- [Your task] Go through the listing and return every line with "Scheduling" in it.

- [Exercise material]

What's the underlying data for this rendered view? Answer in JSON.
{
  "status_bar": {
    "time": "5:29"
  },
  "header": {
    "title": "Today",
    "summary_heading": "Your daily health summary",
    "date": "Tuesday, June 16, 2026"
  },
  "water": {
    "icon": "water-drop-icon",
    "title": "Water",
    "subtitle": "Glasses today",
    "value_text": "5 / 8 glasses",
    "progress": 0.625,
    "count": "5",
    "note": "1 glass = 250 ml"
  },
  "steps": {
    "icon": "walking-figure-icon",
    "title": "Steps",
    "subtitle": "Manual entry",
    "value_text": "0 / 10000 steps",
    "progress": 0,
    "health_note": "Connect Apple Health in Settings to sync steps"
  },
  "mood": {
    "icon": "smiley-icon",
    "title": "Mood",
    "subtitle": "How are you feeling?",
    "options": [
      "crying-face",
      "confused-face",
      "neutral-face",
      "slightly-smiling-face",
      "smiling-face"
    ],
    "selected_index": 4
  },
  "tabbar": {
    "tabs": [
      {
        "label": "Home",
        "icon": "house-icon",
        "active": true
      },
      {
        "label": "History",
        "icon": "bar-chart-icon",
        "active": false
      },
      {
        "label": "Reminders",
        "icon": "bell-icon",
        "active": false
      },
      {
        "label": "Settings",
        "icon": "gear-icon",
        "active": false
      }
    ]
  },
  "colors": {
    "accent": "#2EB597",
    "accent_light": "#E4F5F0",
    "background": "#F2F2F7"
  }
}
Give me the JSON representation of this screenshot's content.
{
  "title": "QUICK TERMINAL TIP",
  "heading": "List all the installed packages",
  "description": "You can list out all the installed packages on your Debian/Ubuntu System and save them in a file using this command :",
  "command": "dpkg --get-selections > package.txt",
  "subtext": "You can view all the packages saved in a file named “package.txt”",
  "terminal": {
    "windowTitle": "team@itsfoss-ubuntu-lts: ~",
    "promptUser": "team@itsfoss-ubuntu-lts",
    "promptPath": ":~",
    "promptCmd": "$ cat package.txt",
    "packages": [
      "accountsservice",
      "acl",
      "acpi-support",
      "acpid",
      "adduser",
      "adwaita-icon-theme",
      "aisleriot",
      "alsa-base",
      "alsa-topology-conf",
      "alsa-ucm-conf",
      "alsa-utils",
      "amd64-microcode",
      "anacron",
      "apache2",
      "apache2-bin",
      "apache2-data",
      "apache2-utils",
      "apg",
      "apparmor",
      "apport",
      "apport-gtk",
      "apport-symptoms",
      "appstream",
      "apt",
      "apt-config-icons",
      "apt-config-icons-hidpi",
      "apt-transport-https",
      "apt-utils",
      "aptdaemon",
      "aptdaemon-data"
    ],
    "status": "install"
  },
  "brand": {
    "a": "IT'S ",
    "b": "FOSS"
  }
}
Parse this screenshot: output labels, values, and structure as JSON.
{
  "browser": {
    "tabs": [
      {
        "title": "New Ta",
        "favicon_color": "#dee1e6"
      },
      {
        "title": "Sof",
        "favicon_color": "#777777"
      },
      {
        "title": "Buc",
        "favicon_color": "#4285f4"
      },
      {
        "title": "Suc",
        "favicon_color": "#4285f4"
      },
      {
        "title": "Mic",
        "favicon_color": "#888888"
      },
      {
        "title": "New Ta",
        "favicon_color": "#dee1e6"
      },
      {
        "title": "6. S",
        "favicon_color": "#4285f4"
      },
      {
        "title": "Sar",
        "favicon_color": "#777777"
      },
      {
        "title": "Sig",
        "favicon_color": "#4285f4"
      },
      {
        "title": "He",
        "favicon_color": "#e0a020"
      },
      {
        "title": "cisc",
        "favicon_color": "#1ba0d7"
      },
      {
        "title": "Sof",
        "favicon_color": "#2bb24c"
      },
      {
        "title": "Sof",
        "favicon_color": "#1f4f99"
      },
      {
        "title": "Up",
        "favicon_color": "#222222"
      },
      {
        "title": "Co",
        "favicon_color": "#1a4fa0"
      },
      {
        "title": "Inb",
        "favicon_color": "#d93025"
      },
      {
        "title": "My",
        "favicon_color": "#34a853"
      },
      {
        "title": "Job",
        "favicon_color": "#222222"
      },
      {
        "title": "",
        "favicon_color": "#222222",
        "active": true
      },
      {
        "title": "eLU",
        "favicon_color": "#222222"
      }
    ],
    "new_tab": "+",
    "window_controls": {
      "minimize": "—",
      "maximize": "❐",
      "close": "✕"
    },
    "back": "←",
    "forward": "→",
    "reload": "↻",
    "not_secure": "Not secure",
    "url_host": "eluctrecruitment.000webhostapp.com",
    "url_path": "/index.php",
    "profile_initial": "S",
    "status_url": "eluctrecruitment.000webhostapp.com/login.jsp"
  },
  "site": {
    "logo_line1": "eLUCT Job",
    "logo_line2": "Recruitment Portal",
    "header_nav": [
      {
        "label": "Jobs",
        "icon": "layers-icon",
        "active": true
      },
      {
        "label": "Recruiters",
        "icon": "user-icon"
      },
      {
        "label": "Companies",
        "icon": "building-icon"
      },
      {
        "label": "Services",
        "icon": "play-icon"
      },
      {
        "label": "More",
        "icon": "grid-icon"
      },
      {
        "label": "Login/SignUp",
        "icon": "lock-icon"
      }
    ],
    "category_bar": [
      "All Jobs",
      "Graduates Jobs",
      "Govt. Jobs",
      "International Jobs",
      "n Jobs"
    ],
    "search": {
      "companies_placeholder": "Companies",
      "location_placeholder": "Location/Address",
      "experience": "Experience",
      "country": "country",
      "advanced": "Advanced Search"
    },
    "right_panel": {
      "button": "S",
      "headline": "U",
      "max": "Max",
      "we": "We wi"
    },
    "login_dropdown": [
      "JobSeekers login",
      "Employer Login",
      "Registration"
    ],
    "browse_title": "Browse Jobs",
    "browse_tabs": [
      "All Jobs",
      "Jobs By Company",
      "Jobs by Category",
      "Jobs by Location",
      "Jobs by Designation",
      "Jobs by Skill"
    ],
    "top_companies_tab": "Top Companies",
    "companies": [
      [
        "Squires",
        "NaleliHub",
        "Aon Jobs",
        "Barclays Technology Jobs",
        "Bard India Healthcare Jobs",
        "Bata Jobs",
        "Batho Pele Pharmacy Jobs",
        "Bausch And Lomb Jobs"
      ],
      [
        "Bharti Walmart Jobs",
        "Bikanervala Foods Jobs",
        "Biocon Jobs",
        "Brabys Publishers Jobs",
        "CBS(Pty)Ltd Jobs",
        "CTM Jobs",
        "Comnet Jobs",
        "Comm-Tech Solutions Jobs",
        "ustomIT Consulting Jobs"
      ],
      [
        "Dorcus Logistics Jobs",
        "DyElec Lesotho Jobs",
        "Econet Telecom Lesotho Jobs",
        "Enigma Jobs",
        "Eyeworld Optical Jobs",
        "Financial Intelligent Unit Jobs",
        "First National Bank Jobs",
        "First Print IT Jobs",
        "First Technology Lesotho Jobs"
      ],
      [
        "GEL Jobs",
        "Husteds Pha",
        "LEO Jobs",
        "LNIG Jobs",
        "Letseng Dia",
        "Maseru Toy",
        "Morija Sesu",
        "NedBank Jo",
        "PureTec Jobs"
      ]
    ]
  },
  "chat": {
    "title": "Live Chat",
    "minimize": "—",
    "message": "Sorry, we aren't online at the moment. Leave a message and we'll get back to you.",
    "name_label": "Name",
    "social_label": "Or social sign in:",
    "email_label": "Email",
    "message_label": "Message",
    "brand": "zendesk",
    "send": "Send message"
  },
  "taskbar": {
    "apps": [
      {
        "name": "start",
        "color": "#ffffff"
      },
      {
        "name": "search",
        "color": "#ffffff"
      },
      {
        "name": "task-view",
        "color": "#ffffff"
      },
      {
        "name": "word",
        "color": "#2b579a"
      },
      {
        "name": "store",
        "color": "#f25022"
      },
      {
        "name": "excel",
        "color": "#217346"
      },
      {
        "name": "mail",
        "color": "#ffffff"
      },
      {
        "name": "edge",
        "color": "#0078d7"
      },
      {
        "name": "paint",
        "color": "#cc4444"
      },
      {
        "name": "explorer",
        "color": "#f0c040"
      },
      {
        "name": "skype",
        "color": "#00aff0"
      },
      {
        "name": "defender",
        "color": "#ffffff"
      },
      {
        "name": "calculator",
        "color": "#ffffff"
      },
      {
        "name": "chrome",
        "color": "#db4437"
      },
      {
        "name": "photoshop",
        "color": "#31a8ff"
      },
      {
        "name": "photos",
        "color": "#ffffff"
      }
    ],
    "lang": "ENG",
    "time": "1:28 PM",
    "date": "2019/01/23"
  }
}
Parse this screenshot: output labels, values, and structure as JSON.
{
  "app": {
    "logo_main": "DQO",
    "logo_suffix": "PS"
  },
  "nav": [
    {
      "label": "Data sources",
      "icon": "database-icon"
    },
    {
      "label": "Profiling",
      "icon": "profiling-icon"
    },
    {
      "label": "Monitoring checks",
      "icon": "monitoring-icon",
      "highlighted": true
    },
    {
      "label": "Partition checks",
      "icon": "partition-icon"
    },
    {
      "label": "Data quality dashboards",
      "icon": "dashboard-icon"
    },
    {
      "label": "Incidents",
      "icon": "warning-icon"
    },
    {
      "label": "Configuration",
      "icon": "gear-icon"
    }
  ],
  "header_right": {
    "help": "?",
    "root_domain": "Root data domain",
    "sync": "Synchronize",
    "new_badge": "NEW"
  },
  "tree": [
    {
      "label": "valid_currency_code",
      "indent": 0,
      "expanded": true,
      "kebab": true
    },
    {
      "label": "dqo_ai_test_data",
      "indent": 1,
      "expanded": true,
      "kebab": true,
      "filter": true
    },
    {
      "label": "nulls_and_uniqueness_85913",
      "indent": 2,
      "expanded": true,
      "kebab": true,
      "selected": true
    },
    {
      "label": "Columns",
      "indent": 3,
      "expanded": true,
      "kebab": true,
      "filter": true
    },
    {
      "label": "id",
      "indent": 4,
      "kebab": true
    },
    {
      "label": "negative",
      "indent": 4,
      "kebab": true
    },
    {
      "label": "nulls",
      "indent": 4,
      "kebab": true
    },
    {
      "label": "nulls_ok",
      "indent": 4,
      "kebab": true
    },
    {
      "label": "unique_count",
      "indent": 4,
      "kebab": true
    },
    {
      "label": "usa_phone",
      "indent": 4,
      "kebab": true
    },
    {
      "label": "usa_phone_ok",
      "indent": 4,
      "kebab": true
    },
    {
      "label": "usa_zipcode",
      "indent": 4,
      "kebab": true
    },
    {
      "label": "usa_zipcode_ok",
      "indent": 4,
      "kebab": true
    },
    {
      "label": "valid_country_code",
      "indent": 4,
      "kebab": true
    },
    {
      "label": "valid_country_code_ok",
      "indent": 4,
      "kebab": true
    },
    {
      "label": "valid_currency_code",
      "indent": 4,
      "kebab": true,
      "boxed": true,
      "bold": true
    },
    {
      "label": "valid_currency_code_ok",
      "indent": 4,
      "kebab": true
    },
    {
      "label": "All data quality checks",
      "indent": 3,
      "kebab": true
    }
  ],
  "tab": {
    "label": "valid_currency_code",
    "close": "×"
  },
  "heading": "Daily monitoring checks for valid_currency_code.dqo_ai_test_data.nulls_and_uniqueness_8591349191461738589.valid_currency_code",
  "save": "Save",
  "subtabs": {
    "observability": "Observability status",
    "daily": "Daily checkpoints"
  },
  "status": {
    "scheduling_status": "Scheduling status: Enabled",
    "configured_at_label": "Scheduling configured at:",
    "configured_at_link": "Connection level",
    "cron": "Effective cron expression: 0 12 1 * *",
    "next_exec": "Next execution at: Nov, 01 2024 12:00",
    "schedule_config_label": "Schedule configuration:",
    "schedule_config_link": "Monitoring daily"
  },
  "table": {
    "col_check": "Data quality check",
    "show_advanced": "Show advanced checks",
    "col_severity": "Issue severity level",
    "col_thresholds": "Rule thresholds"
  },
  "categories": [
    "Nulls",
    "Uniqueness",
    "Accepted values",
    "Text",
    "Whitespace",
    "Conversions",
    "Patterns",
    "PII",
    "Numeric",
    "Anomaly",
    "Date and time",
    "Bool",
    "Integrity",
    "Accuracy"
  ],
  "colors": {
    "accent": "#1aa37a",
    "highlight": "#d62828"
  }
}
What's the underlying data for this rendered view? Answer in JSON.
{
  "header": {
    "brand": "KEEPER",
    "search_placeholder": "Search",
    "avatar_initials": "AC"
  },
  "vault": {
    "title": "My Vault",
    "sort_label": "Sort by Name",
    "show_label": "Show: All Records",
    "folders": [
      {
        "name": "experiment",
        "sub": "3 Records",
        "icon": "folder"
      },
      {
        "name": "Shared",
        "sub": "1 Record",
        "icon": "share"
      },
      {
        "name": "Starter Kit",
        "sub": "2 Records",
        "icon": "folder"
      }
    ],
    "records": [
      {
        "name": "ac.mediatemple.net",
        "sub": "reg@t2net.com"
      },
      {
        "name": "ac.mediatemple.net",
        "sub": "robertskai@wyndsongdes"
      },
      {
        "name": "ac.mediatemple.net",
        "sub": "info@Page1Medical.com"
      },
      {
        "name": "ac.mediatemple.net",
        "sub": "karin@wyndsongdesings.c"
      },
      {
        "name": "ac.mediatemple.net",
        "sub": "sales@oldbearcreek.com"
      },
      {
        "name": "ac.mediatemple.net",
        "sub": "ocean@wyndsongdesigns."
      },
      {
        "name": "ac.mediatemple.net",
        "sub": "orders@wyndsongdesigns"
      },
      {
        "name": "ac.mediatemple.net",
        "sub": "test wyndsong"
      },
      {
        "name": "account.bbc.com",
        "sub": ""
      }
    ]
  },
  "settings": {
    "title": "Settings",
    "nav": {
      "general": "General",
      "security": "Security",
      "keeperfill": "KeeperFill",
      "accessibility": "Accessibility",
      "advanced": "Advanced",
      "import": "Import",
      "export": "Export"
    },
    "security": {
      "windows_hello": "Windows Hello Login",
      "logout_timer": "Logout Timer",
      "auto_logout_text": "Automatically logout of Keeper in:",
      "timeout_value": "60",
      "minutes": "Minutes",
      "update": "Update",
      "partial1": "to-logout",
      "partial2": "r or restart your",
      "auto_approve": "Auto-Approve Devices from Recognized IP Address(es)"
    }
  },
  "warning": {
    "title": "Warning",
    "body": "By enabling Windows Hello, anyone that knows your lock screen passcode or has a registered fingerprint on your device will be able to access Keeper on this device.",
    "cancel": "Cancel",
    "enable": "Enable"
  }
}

- [Written reply]
    "scheduling_status": "Scheduling status: Enabled",
    "configured_at_label": "Scheduling configured at:",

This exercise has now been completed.